*Given request*: Copy every line of the listing exactly.

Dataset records
____________
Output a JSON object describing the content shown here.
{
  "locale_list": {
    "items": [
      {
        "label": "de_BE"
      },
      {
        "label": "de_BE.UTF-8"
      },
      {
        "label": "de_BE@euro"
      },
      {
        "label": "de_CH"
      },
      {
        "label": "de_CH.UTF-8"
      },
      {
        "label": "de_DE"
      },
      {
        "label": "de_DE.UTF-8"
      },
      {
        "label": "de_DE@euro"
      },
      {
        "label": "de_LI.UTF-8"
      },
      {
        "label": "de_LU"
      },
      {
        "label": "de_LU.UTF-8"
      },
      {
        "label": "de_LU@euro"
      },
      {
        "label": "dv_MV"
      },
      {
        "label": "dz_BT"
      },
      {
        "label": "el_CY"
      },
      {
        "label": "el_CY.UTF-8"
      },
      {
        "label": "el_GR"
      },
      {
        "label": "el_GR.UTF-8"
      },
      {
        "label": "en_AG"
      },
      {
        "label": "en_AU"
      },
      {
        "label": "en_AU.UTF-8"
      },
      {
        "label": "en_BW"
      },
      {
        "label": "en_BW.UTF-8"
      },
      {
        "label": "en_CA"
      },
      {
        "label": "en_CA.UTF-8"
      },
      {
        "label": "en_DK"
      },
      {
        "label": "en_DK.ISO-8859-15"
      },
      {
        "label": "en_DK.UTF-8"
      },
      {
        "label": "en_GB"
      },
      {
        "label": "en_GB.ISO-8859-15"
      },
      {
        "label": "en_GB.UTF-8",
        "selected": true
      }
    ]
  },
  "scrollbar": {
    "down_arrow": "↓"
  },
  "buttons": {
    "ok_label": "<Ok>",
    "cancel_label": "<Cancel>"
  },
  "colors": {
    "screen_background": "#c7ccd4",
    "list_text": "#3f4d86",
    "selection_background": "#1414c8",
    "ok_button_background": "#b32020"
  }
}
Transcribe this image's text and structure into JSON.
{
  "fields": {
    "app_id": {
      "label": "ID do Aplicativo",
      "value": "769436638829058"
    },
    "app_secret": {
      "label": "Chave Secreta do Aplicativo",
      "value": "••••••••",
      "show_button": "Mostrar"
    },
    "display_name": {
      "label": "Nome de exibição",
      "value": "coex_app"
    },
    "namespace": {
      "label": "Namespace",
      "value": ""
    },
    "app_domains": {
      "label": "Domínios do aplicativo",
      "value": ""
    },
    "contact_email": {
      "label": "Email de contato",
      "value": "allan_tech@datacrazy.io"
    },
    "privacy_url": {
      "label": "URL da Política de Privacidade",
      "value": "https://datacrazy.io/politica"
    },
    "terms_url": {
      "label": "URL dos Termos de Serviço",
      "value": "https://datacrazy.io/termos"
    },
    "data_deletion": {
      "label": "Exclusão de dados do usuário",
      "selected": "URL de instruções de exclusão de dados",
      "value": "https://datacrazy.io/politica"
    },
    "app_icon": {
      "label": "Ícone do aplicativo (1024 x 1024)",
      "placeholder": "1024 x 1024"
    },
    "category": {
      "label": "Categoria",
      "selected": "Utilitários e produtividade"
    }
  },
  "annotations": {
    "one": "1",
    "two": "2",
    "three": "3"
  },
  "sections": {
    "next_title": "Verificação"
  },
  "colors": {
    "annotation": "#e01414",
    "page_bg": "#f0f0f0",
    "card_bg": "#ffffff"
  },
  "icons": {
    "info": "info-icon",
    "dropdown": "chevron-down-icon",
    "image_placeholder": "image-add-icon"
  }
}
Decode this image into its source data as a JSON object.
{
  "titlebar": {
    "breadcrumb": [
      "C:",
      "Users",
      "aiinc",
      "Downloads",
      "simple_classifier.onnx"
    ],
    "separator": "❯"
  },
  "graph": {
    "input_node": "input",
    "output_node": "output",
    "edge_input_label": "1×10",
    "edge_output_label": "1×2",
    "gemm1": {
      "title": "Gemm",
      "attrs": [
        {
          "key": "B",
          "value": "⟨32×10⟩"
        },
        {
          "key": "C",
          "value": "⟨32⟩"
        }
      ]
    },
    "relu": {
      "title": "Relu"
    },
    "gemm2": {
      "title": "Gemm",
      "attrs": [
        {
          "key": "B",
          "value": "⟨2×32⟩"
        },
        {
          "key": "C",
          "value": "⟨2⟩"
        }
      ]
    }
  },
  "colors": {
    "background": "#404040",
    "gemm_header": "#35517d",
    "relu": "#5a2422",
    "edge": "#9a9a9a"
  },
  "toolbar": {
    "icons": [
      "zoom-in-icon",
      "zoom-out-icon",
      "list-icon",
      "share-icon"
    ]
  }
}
____________
*Result of this exercise*:
Output a JSON object describing the content shown here.
{
  "locale_list": {
    "items": [
      {
        "label": "de_BE"
      },
      {
        "label": "de_BE.UTF-8"
      },
      {
        "label": "de_BE@euro"
      },
      {
        "label": "de_CH"
      },
      {
        "label": "de_CH.UTF-8"
      },
      {
        "label": "de_DE"
      },
      {
        "label": "de_DE.UTF-8"
      },
      {
        "label": "de_DE@euro"
      },
      {
        "label": "de_LI.UTF-8"
      },
      {
        "label": "de_LU"
      },
      {
        "label": "de_LU.UTF-8"
      },
      {
        "label": "de_LU@euro"
      },
      {
        "label": "dv_MV"
      },
      {
        "label": "dz_BT"
      },
      {
        "label": "el_CY"
      },
      {
        "label": "el_CY.UTF-8"
      },
      {
        "label": "el_GR"
      },
      {
        "label": "el_GR.UTF-8"
      },
      {
        "label": "en_AG"
      },
      {
        "label": "en_AU"
      },
      {
        "label": "en_AU.UTF-8"
      },
      {
        "label": "en_BW"
      },
      {
        "label": "en_BW.UTF-8"
      },
      {
        "label": "en_CA"
      },
      {
        "label": "en_CA.UTF-8"
      },
      {
        "label": "en_DK"
      },
      {
        "label": "en_DK.ISO-8859-15"
      },
      {
        "label": "en_DK.UTF-8"
      },
      {
        "label": "en_GB"
      },
      {
        "label": "en_GB.ISO-8859-15"
      },
      {
        "label": "en_GB.UTF-8",
        "selected": true
      }
    ]
  },
  "scrollbar": {
    "down_arrow": "↓"
  },
  "buttons": {
    "ok_label": "<Ok>",
    "cancel_label": "<Cancel>"
  },
  "colors": {
    "screen_background": "#c7ccd4",
    "list_text": "#3f4d86",
    "selection_background": "#1414c8",
    "ok_button_background": "#b32020"
  }
}
Transcribe this image's text and structure into JSON.
{
  "fields": {
    "app_id": {
      "label": "ID do Aplicativo",
      "value": "769436638829058"
    },
    "app_secret": {
      "label": "Chave Secreta do Aplicativo",
      "value": "••••••••",
      "show_button": "Mostrar"
    },
    "display_name": {
      "label": "Nome de exibição",
      "value": "coex_app"
    },
    "namespace": {
      "label": "Namespace",
      "value": ""
    },
    "app_domains": {
      "label": "Domínios do aplicativo",
      "value": ""
    },
    "contact_email": {
      "label": "Email de contato",
      "value": "allan_tech@datacrazy.io"
    },
    "privacy_url": {
      "label": "URL da Política de Privacidade",
      "value": "https://datacrazy.io/politica"
    },
    "terms_url": {
      "label": "URL dos Termos de Serviço",
      "value": "https://datacrazy.io/termos"
    },
    "data_deletion": {
      "label": "Exclusão de dados do usuário",
      "selected": "URL de instruções de exclusão de dados",
      "value": "https://datacrazy.io/politica"
    },
    "app_icon": {
      "label": "Ícone do aplicativo (1024 x 1024)",
      "placeholder": "1024 x 1024"
    },
    "category": {
      "label": "Categoria",
      "selected": "Utilitários e produtividade"
    }
  },
  "annotations": {
    "one": "1",
    "two": "2",
    "three": "3"
  },
  "sections": {
    "next_title": "Verificação"
  },
  "colors": {
    "annotation": "#e01414",
    "page_bg": "#f0f0f0",
    "card_bg": "#ffffff"
  },
  "icons": {
    "info": "info-icon",
    "dropdown": "chevron-down-icon",
    "image_placeholder": "image-add-icon"
  }
}
Decode this image into its source data as a JSON object.
{
  "titlebar": {
    "breadcrumb": [
      "C:",
      "Users",
      "aiinc",
      "Downloads",
      "simple_classifier.onnx"
    ],
    "separator": "❯"
  },
  "graph": {
    "input_node": "input",
    "output_node": "output",
    "edge_input_label": "1×10",
    "edge_output_label": "1×2",
    "gemm1": {
      "title": "Gemm",
      "attrs": [
        {
          "key": "B",
          "value": "⟨32×10⟩"
        },
        {
          "key": "C",
          "value": "⟨32⟩"
        }
      ]
    },
    "relu": {
      "title": "Relu"
    },
    "gemm2": {
      "title": "Gemm",
      "attrs": [
        {
          "key": "B",
          "value": "⟨2×32⟩"
        },
        {
          "key": "C",
          "value": "⟨2⟩"
        }
      ]
    }
  },
  "colors": {
    "background": "#404040",
    "gemm_header": "#35517d",
    "relu": "#5a2422",
    "edge": "#9a9a9a"
  },
  "toolbar": {
    "icons": [
      "zoom-in-icon",
      "zoom-out-icon",
      "list-icon",
      "share-icon"
    ]
  }
}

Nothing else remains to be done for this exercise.